Task to carry out: Copy out the material verbatim, starting from the line with "Patent image size: (1353, 982)." up to and including the line with "The intersection 260 is at (944, 421).".

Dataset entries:
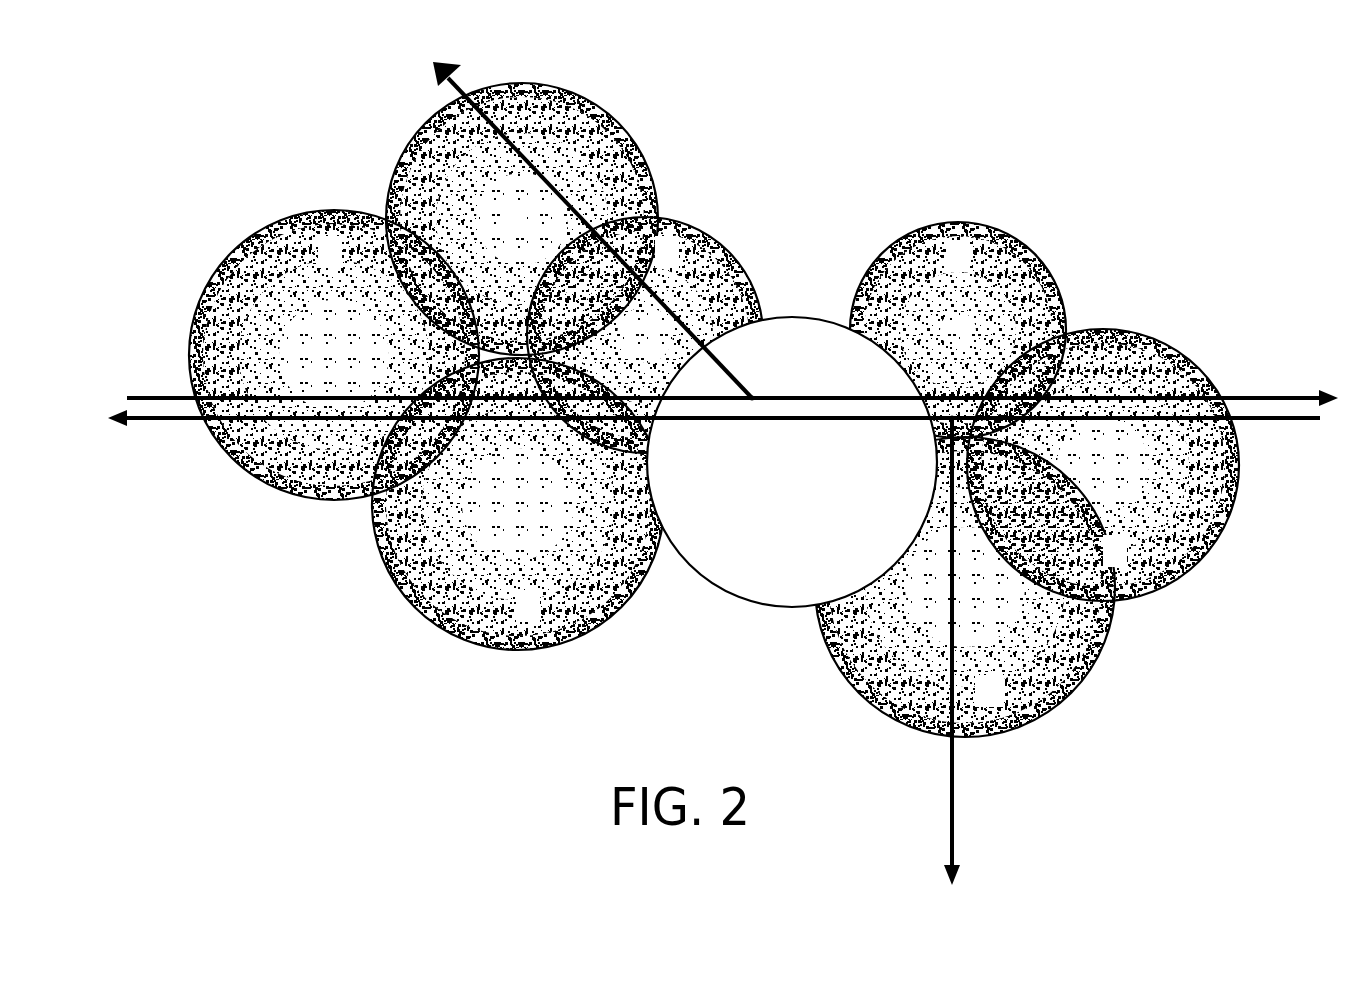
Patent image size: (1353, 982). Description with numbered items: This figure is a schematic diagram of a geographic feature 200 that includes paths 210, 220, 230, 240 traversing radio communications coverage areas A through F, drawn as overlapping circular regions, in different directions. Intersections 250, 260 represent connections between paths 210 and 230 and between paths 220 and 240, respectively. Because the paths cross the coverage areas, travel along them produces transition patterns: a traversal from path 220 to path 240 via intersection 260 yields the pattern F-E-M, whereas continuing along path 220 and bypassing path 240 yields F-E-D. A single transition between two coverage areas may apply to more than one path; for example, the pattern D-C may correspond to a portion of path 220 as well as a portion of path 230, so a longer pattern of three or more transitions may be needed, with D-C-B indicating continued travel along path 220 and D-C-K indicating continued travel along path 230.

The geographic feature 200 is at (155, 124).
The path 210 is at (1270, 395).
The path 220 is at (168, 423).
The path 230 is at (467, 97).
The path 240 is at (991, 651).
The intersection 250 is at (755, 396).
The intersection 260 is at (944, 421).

...

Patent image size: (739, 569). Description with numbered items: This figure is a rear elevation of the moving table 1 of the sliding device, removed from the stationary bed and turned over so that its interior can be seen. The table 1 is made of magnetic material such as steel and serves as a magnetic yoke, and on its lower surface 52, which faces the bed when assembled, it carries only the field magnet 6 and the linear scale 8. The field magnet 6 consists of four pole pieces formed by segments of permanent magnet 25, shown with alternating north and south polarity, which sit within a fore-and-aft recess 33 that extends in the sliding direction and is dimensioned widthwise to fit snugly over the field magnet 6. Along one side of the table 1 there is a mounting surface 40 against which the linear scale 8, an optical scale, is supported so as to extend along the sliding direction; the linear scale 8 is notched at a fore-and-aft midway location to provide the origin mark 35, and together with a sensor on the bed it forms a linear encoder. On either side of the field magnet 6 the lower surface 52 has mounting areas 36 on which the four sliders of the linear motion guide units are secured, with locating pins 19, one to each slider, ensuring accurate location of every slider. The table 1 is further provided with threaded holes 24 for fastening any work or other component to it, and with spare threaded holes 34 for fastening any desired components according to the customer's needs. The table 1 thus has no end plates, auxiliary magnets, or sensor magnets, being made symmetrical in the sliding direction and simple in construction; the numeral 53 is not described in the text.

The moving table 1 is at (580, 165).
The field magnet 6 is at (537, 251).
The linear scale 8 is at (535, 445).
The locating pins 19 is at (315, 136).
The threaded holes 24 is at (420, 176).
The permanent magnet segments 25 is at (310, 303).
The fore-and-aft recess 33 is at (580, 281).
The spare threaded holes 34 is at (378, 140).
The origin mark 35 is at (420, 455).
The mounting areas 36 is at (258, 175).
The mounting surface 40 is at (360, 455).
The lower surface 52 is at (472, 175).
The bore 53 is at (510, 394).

The reply:
Patent image size: (1353, 982). Description with numbered items: This figure is a schematic diagram of a geographic feature 200 that includes paths 210, 220, 230, 240 traversing radio communications coverage areas A through F, drawn as overlapping circular regions, in different directions. Intersections 250, 260 represent connections between paths 210 and 230 and between paths 220 and 240, respectively. Because the paths cross the coverage areas, travel along them produces transition patterns: a traversal from path 220 to path 240 via intersection 260 yields the pattern F-E-M, whereas continuing along path 220 and bypassing path 240 yields F-E-D. A single transition between two coverage areas may apply to more than one path; for example, the pattern D-C may correspond to a portion of path 220 as well as a portion of path 230, so a longer pattern of three or more transitions may be needed, with D-C-B indicating continued travel along path 220 and D-C-K indicating continued travel along path 230.

The geographic feature 200 is at (155, 124).
The path 210 is at (1270, 395).
The path 220 is at (168, 423).
The path 230 is at (467, 97).
The path 240 is at (991, 651).
The intersection 250 is at (755, 396).
The intersection 260 is at (944, 421).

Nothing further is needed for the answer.